### Input rows ###
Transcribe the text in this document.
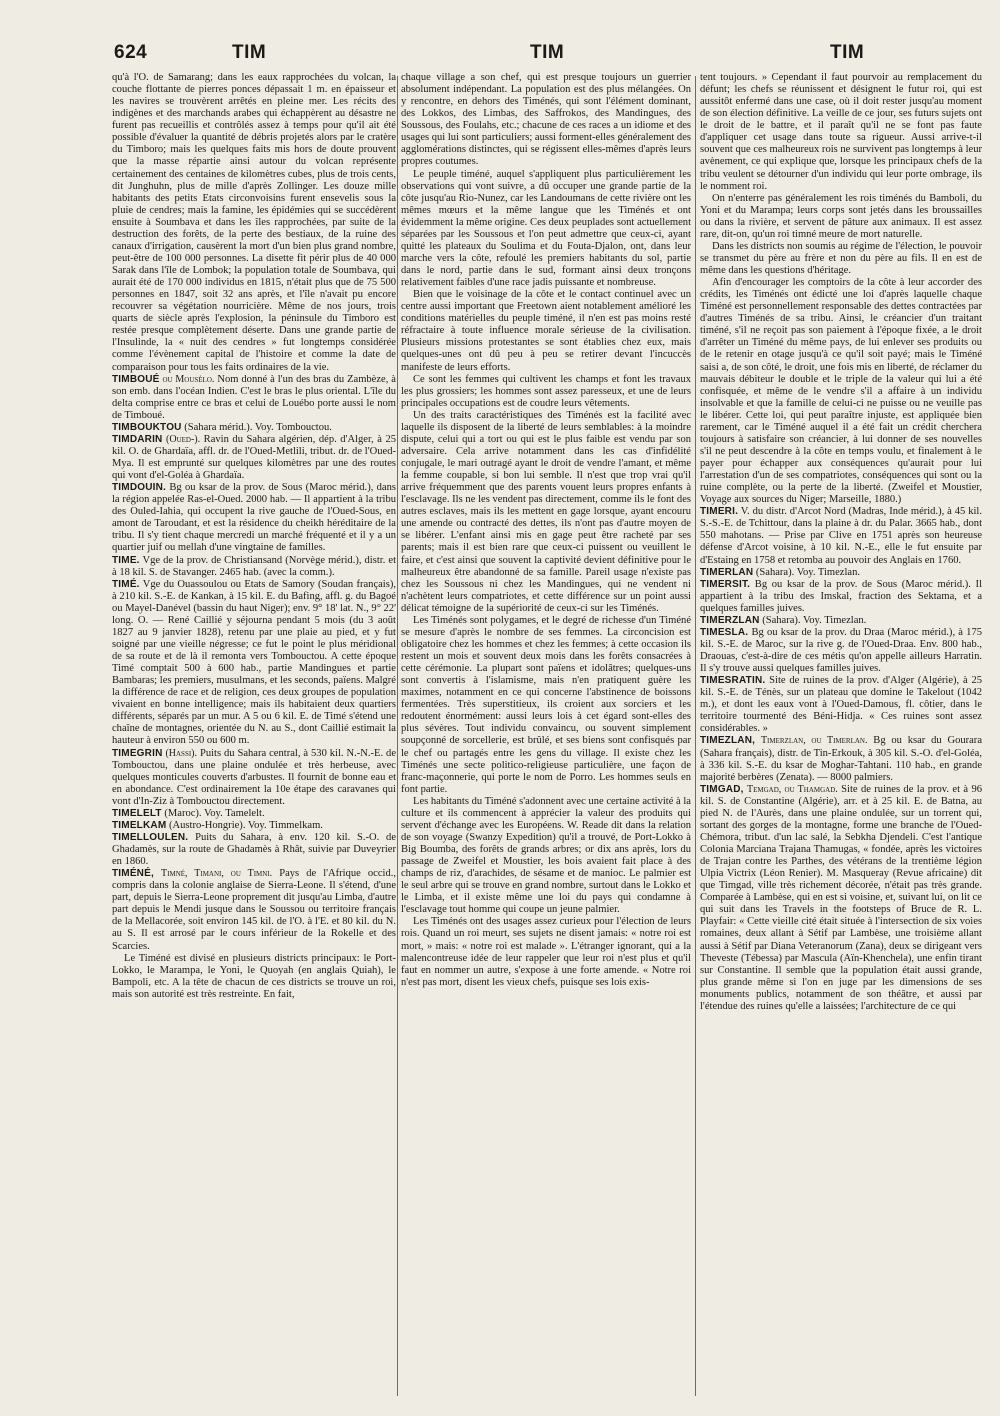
624	TIM	TIM	TIM

qu'à l'O. de Samarang; dans les eaux rapprochées du volcan, la couche flottante de pierres ponces dépassait 1 m. en épaisseur et les navires se trouvèrent arrêtés en pleine mer. Les récits des indigènes et des marchands arabes qui échappèrent au désastre ne furent pas recueillis et contrôlés assez à temps pour qu'il ait été possible d'évaluer la quantité de débris projetés alors par le cratère du Timboro; mais les quelques faits mis hors de doute prouvent que la masse répartie ainsi autour du volcan représente certainement des centaines de kilomètres cubes, plus de trois cents, dit Junghuhn, plus de mille d'après Zollinger. Les douze mille habitants des petits Etats circonvoisins furent ensevelis sous la pluie de cendres; mais la famine, les épidémies qui se succédèrent ensuite à Soumbava et dans les îles rapprochées, par suite de la destruction des forêts, de la perte des bestiaux, de la ruine des canaux d'irrigation, causèrent la mort d'un bien plus grand nombre, peut-être de 100 000 personnes. La disette fit périr plus de 40 000 Sarak dans l'île de Lombok; la population totale de Soumbava, qui aurait été de 170 000 individus en 1815, n'était plus que de 75 500 personnes en 1847, soit 32 ans après, et l'île n'avait pu encore recouvrer sa végétation nourricière. Même de nos jours, trois quarts de siècle après l'explosion, la péninsule du Timboro est restée presque complètement déserte. Dans une grande partie de l'Insulinde, la « nuit des cendres » fut longtemps considérée comme l'évènement capital de l'histoire et comme la date de comparaison pour tous les faits ordinaires de la vie.

TIMBOUÉ ou Mousélo. Nom donné à l'un des bras du Zambèze, à son emb. dans l'océan Indien. C'est le bras le plus oriental. L'île du delta comprise entre ce bras et celui de Louébo porte aussi le nom de Timboué.

TIMBOUKTOU (Sahara mérid.). Voy. Tombouctou.

TIMDARIN (Oued-). Ravin du Sahara algérien, dép. d'Alger, à 25 kil. O. de Ghardaïa, affl. dr. de l'Oued-Metlili, tribut. dr. de l'Oued-Mya. Il est emprunté sur quelques kilomètres par une des routes qui vont d'el-Goléa à Ghardaïa.

TIMDOUIN. Bg ou ksar de la prov. de Sous (Maroc mérid.), dans la région appelée Ras-el-Oued. 2000 hab. — Il appartient à la tribu des Ouled-Iahia, qui occupent la rive gauche de l'Oued-Sous, en amont de Taroudant, et est la résidence du cheikh héréditaire de la tribu. Il s'y tient chaque mercredi un marché fréquenté et il y a un quartier juif ou mellah d'une vingtaine de familles.

TIME. Vge de la prov. de Christiansand (Norvège mérid.), distr. et à 18 kil. S. de Stavanger. 2465 hab. (avec la comm.).

TIMÉ. Vge du Ouassoulou ou Etats de Samory (Soudan français), à 210 kil. S.-E. de Kankan, à 15 kil. E. du Bafing, affl. g. du Bagoé ou Mayel-Danével (bassin du haut Niger); env. 9° 18' lat. N., 9° 22' long. O. — René Caillié y séjourna pendant 5 mois (du 3 août 1827 au 9 janvier 1828), retenu par une plaie au pied, et y fut soigné par une vieille négresse; ce fut le point le plus méridional de sa route et de là il remonta vers Tombouctou. A cette époque Timé comptait 500 à 600 hab., partie Mandingues et partie Bambaras; les premiers, musulmans, et les seconds, païens. Malgré la différence de race et de religion, ces deux groupes de population vivaient en bonne intelligence; mais ils habitaient deux quartiers différents, séparés par un mur. A 5 ou 6 kil. E. de Timé s'étend une chaîne de montagnes, orientée du N. au S., dont Caillié estimait la hauteur à environ 550 ou 600 m.

TIMEGRIN (Hassi). Puits du Sahara central, à 530 kil. N.-N.-E. de Tombouctou, dans une plaine ondulée et très herbeuse, avec quelques monticules couverts d'arbustes. Il fournit de bonne eau et en abondance. C'est ordinairement la 10e étape des caravanes qui vont d'In-Ziz à Tombouctou directement.

TIMELELT (Maroc). Voy. Tamelelt.

TIMELKAM (Austro-Hongrie). Voy. Timmelkam.

TIMELLOULEN. Puits du Sahara, à env. 120 kil. S.-O. de Ghadamès, sur la route de Ghadamès à Rhât, suivie par Duveyrier en 1860.

TIMÉNÉ, Timné, Timani, ou Timni. Pays de l'Afrique occid., compris dans la colonie anglaise de Sierra-Leone. Il s'étend, d'une part, depuis le Sierra-Leone proprement dit jusqu'au Limba, d'autre part depuis le Mendi jusque dans le Soussou ou territoire français de la Mellacorée, soit environ 145 kil. de l'O. à l'E. et 80 kil. du N. au S. Il est arrosé par le cours inférieur de la Rokelle et des Scarcies.

Le Timéné est divisé en plusieurs districts principaux: le Port-Lokko, le Marampa, le Yoni, le Quoyah (en anglais Quiah), le Bampoli, etc. A la tête de chacun de ces districts se trouve un roi, mais son autorité est très restreinte. En fait,

chaque village a son chef, qui est presque toujours un guerrier absolument indépendant. La population est des plus mélangées. On y rencontre, en dehors des Timénés, qui sont l'élément dominant, des Lokkos, des Limbas, des Saffrokos, des Mandingues, des Soussous, des Foulahs, etc.; chacune de ces races a un idiome et des usages qui lui sont particuliers; aussi forment-elles généralement des agglomérations distinctes, qui se régissent elles-mêmes d'après leurs propres coutumes.

Le peuple timéné, auquel s'appliquent plus particulièrement les observations qui vont suivre, a dû occuper une grande partie de la côte jusqu'au Rio-Nunez, car les Landoumans de cette rivière ont les mêmes mœurs et la même langue que les Timénés et ont évidemment la même origine. Ces deux peuplades sont actuellement séparées par les Soussous et l'on peut admettre que ceux-ci, ayant quitté les plateaux du Soulima et du Fouta-Djalon, ont, dans leur marche vers la côte, refoulé les premiers habitants du sol, partie dans le nord, partie dans le sud, formant ainsi deux tronçons relativement faibles d'une race jadis puissante et nombreuse.

Bien que le voisinage de la côte et le contact continuel avec un centre aussi important que Freetown aient notablement amélioré les conditions matérielles du peuple timéné, il n'en est pas moins resté réfractaire à toute influence morale sérieuse de la civilisation. Plusieurs missions protestantes se sont établies chez eux, mais quelques-unes ont dû peu à peu se retirer devant l'incuccès manifeste de leurs efforts.

Ce sont les femmes qui cultivent les champs et font les travaux les plus grossiers; les hommes sont assez paresseux, et une de leurs principales occupations est de coudre leurs vêtements.

Un des traits caractéristiques des Timénés est la facilité avec laquelle ils disposent de la liberté de leurs semblables: à la moindre dispute, celui qui a tort ou qui est le plus faible est vendu par son adversaire. Cela arrive notamment dans les cas d'infidélité conjugale, le mari outragé ayant le droit de vendre l'amant, et même la femme coupable, si bon lui semble. Il n'est que trop vrai qu'il arrive fréquemment que des parents vouent leurs propres enfants à l'esclavage. Ils ne les vendent pas directement, comme ils le font des autres esclaves, mais ils les mettent en gage lorsque, ayant encouru une amende ou contracté des dettes, ils n'ont pas d'autre moyen de se libérer. L'enfant ainsi mis en gage peut être racheté par ses parents; mais il est bien rare que ceux-ci puissent ou veuillent le faire, et c'est ainsi que souvent la captivité devient définitive pour le malheureux être abandonné de sa famille. Pareil usage n'existe pas chez les Soussous ni chez les Mandingues, qui ne vendent ni n'achètent leurs compatriotes, et cette différence sur un point aussi délicat témoigne de la supériorité de ceux-ci sur les Timénés.

Les Timénés sont polygames, et le degré de richesse d'un Timéné se mesure d'après le nombre de ses femmes. La circoncision est obligatoire chez les hommes et chez les femmes; à cette occasion ils restent un mois et souvent deux mois dans les forêts consacrées à cette cérémonie. La plupart sont païens et idolâtres; quelques-uns sont convertis à l'islamisme, mais n'en pratiquent guère les maximes, notamment en ce qui concerne l'abstinence de boissons fermentées. Très superstitieux, ils croient aux sorciers et les redoutent énormément: aussi leurs lois à cet égard sont-elles des plus sévères. Tout individu convaincu, ou souvent simplement soupçonné de sorcellerie, est brûlé, et ses biens sont confisqués par le chef ou partagés entre les gens du village. Il existe chez les Timénés une secte politico-religieuse particulière, une façon de franc-maçonnerie, qui porte le nom de Porro. Les hommes seuls en font partie.

Les habitants du Timéné s'adonnent avec une certaine activité à la culture et ils commencent à apprécier la valeur des produits qui servent d'échange avec les Européens. W. Reade dit dans la relation de son voyage (Swanzy Expedition) qu'il a trouvé, de Port-Lokko à Big Boumba, des forêts de grands arbres; or dix ans après, lors du passage de Zweifel et Moustier, les bois avaient fait place à des champs de riz, d'arachides, de sésame et de manioc. Le palmier est le seul arbre qui se trouve en grand nombre, surtout dans le Lokko et le Limba, et il existe même une loi du pays qui condamne à l'esclavage tout homme qui coupe un jeune palmier.

Les Timénés ont des usages assez curieux pour l'élection de leurs rois. Quand un roi meurt, ses sujets ne disent jamais: « notre roi est mort, » mais: « notre roi est malade ». L'étranger ignorant, qui a la malencontreuse idée de leur rappeler que leur roi n'est plus et qu'il faut en nommer un autre, s'expose à une forte amende. « Notre roi n'est pas mort, disent les vieux chefs, puisque ses lois exis-

tent toujours. » Cependant il faut pourvoir au remplacement du défunt; les chefs se réunissent et désignent le futur roi, qui est aussitôt enfermé dans une case, où il doit rester jusqu'au moment de son élection définitive. La veille de ce jour, ses futurs sujets ont le droit de le battre, et il paraît qu'il ne se font pas faute d'appliquer cet usage dans toute sa rigueur. Aussi arrive-t-il souvent que ces malheureux rois ne survivent pas longtemps à leur avènement, ce qui explique que, lorsque les principaux chefs de la tribu veulent se détourner d'un individu qui leur porte ombrage, ils le nomment roi.

On n'enterre pas généralement les rois timénés du Bamboli, du Yoni et du Marampa; leurs corps sont jetés dans les broussailles ou dans la rivière, et servent de pâture aux animaux. Il est assez rare, dit-on, qu'un roi timné meure de mort naturelle.

Dans les districts non soumis au régime de l'élection, le pouvoir se transmet du père au frère et non du père au fils. Il en est de même dans les questions d'héritage.

Afin d'encourager les comptoirs de la côte à leur accorder des crédits, les Timénés ont édicté une loi d'après laquelle chaque Timéné est personnellement responsable des dettes contractées par d'autres Timénés de sa tribu. Ainsi, le créancier d'un traitant timéné, s'il ne reçoit pas son paiement à l'époque fixée, a le droit d'arrêter un Timéné du même pays, de lui enlever ses produits ou de le retenir en otage jusqu'à ce qu'il soit payé; mais le Timéné saisi a, de son côté, le droit, une fois mis en liberté, de réclamer du mauvais débiteur le double et le triple de la valeur qui lui a été confisquée, et même de le vendre s'il a affaire à un individu insolvable et que la famille de celui-ci ne puisse ou ne veuille pas le libérer. Cette loi, qui peut paraître injuste, est appliquée bien rarement, car le Timéné auquel il a été fait un crédit cherchera toujours à satisfaire son créancier, à lui donner de ses nouvelles s'il ne peut descendre à la côte en temps voulu, et finalement à le payer pour échapper aux conséquences qu'aurait pour lui l'arrestation d'un de ses compatriotes, conséquences qui sont ou la ruine complète, ou la perte de la liberté. (Zweifel et Moustier, Voyage aux sources du Niger; Marseille, 1880.)

TIMERI. V. du distr. d'Arcot Nord (Madras, Inde mérid.), à 45 kil. S.-S.-E. de Tchittour, dans la plaine à dr. du Palar. 3665 hab., dont 550 mahotans. — Prise par Clive en 1751 après son heureuse défense d'Arcot voisine, à 10 kil. N.-E., elle le fut ensuite par d'Estaing en 1758 et retomba au pouvoir des Anglais en 1760.

TIMERLAN (Sahara). Voy. Timezlan.

TIMERSIT. Bg ou ksar de la prov. de Sous (Maroc mérid.). Il appartient à la tribu des Imskal, fraction des Sektama, et a quelques familles juives.

TIMERZLAN (Sahara). Voy. Timezlan.

TIMESLA. Bg ou ksar de la prov. du Draa (Maroc mérid.), à 175 kil. S.-E. de Maroc, sur la rive g. de l'Oued-Draa. Env. 800 hab., Draouas, c'est-à-dire de ces métis qu'on appelle ailleurs Harratin. Il s'y trouve aussi quelques familles juives.

TIMESRATIN. Site de ruines de la prov. d'Alger (Algérie), à 25 kil. S.-E. de Ténès, sur un plateau que domine le Takelout (1042 m.), et dont les eaux vont à l'Oued-Damous, fl. côtier, dans le territoire tourmenté des Béni-Hidja. « Ces ruines sont assez considérables. »

TIMEZLAN, Timerzlan, ou Timerlan. Bg ou ksar du Gourara (Sahara français), distr. de Tin-Erkouk, à 305 kil. S.-O. d'el-Goléa, à 336 kil. S.-E. du ksar de Moghar-Tahtani. 110 hab., en grande majorité berbères (Zenata). — 8000 palmiers.

TIMGAD, Temgad, ou Thamgad. Site de ruines de la prov. et à 96 kil. S. de Constantine (Algérie), arr. et à 25 kil. E. de Batna, au pied N. de l'Aurès, dans une plaine ondulée, sur un torrent qui, sortant des gorges de la montagne, forme une branche de l'Oued-Chémora, tribut. d'un lac salé, la Sebkha Djendeli. C'est l'antique Colonia Marciana Trajana Thamugas, « fondée, après les victoires de Trajan contre les Parthes, des vétérans de la trentième légion Ulpia Victrix (Léon Renier). M. Masqueray (Revue africaine) dit que Timgad, ville très richement décorée, n'était pas très grande. Comparée à Lambèse, qui en est si voisine, et, suivant lui, on lit ce qui suit dans les Travels in the footsteps of Bruce de R. L. Playfair: « Cette vieille cité était située à l'intersection de six voies romaines, deux allant à Sétif par Lambèse, une troisième allant aussi à Sétif par Diana Veteranorum (Zana), deux se dirigeant vers Theveste (Tébessa) par Mascula (Aïn-Khenchela), une enfin tirant sur Constantine. Il semble que la population était aussi grande, plus grande même si l'on en juge par les dimensions de ses monuments publics, notamment de son théâtre, et aussi par l'étendue des ruines qu'elle a laissées; l'architecture de ce qui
###
- [Work to do]: Among the lines of the material, find those that hold the word "champs" and copy them.

- [Response]:
Ce sont les femmes qui cultivent les champs et font les travaux les plus grossiers; les hommes sont assez paresseux, et une de leurs principales occupations est de coudre leurs vêtements.
Les habitants du Timéné s'adonnent avec une certaine activité à la culture et ils commencent à apprécier la valeur des produits qui servent d'échange avec les Européens. W. Reade dit dans la relation de son voyage (Swanzy Expedition) qu'il a trouvé, de Port-Lokko à Big Boumba, des forêts de grands arbres; or dix ans après, lors du passage de Zweifel et Moustier, les bois avaient fait place à des champs de riz, d'arachides, de sésame et de manioc. Le palmier est le seul arbre qui se trouve en grand nombre, surtout dans le Lokko et le Limba, et il existe même une loi du pays qui condamne à l'esclavage tout homme qui coupe un jeune palmier.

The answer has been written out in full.